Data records
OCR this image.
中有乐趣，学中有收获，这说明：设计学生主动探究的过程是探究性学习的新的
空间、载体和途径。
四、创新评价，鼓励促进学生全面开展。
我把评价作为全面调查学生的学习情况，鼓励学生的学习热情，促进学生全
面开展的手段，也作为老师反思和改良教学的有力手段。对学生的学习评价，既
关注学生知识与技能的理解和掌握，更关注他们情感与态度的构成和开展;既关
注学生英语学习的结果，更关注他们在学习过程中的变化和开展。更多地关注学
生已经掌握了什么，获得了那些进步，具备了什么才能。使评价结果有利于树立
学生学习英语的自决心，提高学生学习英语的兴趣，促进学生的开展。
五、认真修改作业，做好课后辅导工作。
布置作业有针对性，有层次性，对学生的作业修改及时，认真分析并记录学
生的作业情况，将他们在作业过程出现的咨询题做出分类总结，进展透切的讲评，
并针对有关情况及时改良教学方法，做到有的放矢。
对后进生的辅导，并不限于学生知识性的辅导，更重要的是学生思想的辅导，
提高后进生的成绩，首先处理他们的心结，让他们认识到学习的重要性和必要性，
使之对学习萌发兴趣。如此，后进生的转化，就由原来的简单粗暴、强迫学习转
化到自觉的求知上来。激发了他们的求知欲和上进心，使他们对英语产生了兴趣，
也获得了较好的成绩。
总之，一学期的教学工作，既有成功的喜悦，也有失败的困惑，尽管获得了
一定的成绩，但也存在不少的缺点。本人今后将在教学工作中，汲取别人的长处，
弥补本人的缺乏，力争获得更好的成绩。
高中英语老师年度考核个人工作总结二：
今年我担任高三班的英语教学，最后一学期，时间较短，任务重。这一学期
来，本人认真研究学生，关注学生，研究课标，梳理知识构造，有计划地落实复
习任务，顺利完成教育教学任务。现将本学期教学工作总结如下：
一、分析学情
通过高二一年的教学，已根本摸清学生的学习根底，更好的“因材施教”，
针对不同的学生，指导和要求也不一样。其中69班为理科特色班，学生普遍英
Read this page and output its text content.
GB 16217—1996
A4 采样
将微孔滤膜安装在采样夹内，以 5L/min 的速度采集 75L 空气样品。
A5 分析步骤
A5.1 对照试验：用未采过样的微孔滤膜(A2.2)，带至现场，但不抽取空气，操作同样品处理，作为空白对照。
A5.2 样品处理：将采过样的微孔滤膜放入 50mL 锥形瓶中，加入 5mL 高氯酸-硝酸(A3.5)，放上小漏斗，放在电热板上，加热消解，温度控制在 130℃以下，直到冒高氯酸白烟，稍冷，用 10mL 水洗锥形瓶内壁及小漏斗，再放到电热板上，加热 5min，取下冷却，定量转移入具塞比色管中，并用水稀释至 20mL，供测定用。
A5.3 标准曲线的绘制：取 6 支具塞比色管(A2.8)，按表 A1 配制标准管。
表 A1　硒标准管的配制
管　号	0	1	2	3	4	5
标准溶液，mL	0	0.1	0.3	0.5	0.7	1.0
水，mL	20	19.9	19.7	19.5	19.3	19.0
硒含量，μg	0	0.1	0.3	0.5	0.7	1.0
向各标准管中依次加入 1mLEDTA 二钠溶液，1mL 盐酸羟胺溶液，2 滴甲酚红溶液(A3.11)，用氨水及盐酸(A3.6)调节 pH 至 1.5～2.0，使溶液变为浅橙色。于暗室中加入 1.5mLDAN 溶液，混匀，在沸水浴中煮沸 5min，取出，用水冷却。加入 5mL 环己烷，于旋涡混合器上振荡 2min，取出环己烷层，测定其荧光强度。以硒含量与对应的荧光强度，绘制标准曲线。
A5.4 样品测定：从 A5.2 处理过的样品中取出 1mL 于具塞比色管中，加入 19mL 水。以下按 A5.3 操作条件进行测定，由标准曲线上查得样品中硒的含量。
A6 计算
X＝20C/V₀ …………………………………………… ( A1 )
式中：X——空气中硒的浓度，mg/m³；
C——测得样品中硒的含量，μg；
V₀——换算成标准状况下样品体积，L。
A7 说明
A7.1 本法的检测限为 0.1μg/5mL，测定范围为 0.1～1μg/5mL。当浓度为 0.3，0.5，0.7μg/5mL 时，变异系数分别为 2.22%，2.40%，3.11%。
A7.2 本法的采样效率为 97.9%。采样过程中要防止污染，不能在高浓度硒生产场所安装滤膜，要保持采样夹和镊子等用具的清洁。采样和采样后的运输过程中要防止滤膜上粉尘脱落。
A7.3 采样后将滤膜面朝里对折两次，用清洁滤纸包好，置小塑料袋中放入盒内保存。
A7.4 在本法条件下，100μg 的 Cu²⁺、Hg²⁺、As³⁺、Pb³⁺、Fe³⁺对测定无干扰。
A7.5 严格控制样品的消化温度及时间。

Task description: Select every line in the material above where the string "this" occurs, and copy it.

Exercise result:
OCR this image.
Read this page and output its text content.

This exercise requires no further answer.